Filter this material down to the lines that hold "text", copying each one.

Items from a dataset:
◇ ◇ ◇

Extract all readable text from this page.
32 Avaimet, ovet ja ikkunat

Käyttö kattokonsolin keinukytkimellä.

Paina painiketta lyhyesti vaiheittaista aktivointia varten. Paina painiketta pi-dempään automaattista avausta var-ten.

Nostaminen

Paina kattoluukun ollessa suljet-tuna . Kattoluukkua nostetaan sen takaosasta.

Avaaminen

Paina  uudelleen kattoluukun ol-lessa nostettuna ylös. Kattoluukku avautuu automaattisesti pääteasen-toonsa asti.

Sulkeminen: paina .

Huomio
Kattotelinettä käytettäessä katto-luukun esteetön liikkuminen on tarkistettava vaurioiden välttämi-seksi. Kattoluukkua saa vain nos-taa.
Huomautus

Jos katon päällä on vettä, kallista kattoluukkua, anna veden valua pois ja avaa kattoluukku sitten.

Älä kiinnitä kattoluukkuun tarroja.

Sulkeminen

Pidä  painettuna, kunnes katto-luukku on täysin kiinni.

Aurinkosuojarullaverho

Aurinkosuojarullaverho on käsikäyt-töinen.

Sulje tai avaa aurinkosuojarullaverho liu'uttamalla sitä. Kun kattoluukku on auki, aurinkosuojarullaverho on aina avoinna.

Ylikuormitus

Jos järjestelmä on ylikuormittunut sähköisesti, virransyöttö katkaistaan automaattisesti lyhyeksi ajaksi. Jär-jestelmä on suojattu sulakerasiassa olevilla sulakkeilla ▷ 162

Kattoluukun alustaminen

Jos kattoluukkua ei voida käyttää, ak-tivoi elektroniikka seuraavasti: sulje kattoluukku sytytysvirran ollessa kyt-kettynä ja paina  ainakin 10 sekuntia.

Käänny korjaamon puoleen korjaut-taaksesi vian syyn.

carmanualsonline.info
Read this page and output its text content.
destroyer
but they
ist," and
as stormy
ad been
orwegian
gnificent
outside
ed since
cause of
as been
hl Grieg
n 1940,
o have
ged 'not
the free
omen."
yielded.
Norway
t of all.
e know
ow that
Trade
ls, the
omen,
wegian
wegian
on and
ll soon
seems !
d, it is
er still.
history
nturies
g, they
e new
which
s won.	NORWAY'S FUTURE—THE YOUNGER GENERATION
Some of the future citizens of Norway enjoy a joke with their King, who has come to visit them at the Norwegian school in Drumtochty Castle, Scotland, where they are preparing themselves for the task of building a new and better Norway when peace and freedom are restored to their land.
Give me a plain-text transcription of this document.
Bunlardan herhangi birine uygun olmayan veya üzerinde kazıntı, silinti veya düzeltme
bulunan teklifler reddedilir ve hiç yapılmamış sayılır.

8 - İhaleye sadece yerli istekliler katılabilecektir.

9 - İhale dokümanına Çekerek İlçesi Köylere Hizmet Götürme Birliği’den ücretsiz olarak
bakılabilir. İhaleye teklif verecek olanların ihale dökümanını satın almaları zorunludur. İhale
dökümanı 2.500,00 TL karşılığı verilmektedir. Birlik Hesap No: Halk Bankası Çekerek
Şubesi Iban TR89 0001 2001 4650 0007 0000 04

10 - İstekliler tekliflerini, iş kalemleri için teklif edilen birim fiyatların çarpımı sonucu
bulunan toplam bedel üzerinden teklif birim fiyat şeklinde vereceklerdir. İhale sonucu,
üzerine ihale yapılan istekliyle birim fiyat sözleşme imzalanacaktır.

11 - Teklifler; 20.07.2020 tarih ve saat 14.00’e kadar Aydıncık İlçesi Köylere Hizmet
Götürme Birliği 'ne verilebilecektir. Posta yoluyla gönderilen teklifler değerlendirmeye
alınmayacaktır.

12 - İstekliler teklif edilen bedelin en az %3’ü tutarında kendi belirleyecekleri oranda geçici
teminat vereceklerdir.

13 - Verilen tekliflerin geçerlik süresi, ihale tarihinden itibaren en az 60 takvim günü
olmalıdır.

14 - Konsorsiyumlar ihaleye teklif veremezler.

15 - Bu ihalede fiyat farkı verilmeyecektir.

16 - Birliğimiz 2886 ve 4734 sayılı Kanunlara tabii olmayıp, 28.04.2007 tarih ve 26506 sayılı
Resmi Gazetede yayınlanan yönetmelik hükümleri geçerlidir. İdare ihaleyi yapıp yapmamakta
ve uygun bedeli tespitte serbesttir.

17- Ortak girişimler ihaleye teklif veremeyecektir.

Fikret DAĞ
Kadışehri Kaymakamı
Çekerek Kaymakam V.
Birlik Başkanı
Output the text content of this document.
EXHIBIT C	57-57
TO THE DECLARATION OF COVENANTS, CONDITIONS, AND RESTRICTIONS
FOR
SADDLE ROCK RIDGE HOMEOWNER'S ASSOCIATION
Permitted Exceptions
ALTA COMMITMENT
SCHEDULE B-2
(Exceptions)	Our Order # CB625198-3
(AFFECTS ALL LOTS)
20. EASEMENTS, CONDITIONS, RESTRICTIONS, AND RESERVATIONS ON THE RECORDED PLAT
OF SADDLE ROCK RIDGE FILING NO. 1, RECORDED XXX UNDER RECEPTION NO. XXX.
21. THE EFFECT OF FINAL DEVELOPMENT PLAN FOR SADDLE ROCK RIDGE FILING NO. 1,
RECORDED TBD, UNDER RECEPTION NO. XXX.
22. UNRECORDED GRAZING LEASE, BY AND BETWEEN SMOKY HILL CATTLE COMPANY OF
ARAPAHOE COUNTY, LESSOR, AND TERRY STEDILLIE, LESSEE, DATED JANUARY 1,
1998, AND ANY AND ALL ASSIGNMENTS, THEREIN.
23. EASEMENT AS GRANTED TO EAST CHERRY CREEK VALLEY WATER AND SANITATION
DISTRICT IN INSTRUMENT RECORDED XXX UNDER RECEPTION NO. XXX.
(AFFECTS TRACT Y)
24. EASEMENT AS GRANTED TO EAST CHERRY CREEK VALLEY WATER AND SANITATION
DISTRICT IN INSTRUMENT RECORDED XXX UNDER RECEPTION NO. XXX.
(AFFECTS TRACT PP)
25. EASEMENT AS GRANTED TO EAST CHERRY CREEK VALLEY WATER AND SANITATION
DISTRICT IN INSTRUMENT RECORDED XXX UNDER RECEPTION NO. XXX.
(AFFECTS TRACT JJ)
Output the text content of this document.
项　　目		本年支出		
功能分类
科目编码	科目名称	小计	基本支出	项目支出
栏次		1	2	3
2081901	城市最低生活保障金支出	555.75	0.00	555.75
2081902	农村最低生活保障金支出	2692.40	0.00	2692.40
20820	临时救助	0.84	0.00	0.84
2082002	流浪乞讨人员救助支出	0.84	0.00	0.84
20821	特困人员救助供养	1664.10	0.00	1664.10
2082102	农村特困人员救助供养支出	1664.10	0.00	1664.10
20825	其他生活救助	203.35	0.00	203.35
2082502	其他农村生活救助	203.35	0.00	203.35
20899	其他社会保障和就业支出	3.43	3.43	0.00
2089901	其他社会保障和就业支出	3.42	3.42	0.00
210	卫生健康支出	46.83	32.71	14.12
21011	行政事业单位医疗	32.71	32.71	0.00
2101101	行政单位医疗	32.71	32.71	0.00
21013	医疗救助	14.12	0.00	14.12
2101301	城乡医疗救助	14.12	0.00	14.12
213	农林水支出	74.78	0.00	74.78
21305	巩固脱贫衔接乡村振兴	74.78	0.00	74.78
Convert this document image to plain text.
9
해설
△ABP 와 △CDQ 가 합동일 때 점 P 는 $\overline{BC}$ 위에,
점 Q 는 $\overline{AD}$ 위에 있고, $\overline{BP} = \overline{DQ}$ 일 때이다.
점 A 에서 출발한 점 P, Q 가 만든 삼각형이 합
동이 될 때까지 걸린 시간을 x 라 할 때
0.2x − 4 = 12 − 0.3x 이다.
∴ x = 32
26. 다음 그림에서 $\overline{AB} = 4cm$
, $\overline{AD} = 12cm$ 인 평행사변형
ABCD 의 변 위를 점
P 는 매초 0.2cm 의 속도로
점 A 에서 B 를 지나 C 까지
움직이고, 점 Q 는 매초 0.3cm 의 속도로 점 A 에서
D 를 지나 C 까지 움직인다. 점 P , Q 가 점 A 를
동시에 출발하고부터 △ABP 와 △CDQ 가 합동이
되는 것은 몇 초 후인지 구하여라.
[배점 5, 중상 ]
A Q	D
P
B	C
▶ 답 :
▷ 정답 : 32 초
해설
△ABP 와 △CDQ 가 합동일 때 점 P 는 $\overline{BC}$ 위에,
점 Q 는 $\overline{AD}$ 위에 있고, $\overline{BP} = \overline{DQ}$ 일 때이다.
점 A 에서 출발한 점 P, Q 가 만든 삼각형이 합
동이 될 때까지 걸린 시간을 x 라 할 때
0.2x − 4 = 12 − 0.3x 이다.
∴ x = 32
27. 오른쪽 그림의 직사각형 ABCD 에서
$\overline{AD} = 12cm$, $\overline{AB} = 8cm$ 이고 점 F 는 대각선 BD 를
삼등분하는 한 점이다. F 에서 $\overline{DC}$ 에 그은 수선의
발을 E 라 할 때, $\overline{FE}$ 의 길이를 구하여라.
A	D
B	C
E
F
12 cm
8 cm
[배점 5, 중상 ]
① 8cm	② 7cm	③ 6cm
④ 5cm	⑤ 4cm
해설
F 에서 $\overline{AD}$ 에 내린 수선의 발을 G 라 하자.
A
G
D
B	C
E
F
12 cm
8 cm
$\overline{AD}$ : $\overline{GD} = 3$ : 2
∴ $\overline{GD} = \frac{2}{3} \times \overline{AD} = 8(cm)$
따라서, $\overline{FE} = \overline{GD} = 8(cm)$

◇ ◇ ◇

The result.
Extract all readable text from this page.
Read this page and output its text content.
Give me a plain-text transcription of this document.
Output the text content of this document.
Output the text content of this document.
Convert this document image to plain text.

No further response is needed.